Extracted data entries:
▼

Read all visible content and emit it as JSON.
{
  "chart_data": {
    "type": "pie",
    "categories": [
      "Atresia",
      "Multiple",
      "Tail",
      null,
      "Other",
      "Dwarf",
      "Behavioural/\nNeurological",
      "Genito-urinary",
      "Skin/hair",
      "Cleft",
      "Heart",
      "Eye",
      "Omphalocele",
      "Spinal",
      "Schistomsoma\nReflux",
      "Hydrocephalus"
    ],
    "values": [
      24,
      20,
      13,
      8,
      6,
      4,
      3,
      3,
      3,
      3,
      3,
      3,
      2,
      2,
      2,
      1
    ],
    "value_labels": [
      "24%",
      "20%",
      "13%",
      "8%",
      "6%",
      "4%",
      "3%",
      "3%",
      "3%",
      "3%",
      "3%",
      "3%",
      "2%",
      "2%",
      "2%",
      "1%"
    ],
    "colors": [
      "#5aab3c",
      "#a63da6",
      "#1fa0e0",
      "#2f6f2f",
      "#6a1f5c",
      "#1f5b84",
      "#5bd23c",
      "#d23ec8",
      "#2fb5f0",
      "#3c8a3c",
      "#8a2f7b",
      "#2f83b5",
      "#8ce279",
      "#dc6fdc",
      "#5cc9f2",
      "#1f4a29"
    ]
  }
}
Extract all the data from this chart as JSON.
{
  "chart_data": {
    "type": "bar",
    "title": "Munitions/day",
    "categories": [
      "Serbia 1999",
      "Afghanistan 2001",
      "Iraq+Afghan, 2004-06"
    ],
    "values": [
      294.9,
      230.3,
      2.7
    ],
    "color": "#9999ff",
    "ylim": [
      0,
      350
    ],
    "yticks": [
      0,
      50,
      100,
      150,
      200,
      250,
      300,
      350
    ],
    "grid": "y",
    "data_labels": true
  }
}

▲

§ Description of the task: Each record above should be repeated exactly as it appears.

§ Complete output:
Read all visible content and emit it as JSON.
{
  "chart_data": {
    "type": "pie",
    "categories": [
      "Atresia",
      "Multiple",
      "Tail",
      null,
      "Other",
      "Dwarf",
      "Behavioural/\nNeurological",
      "Genito-urinary",
      "Skin/hair",
      "Cleft",
      "Heart",
      "Eye",
      "Omphalocele",
      "Spinal",
      "Schistomsoma\nReflux",
      "Hydrocephalus"
    ],
    "values": [
      24,
      20,
      13,
      8,
      6,
      4,
      3,
      3,
      3,
      3,
      3,
      3,
      2,
      2,
      2,
      1
    ],
    "value_labels": [
      "24%",
      "20%",
      "13%",
      "8%",
      "6%",
      "4%",
      "3%",
      "3%",
      "3%",
      "3%",
      "3%",
      "3%",
      "2%",
      "2%",
      "2%",
      "1%"
    ],
    "colors": [
      "#5aab3c",
      "#a63da6",
      "#1fa0e0",
      "#2f6f2f",
      "#6a1f5c",
      "#1f5b84",
      "#5bd23c",
      "#d23ec8",
      "#2fb5f0",
      "#3c8a3c",
      "#8a2f7b",
      "#2f83b5",
      "#8ce279",
      "#dc6fdc",
      "#5cc9f2",
      "#1f4a29"
    ]
  }
}
Extract all the data from this chart as JSON.
{
  "chart_data": {
    "type": "bar",
    "title": "Munitions/day",
    "categories": [
      "Serbia 1999",
      "Afghanistan 2001",
      "Iraq+Afghan, 2004-06"
    ],
    "values": [
      294.9,
      230.3,
      2.7
    ],
    "color": "#9999ff",
    "ylim": [
      0,
      350
    ],
    "yticks": [
      0,
      50,
      100,
      150,
      200,
      250,
      300,
      350
    ],
    "grid": "y",
    "data_labels": true
  }
}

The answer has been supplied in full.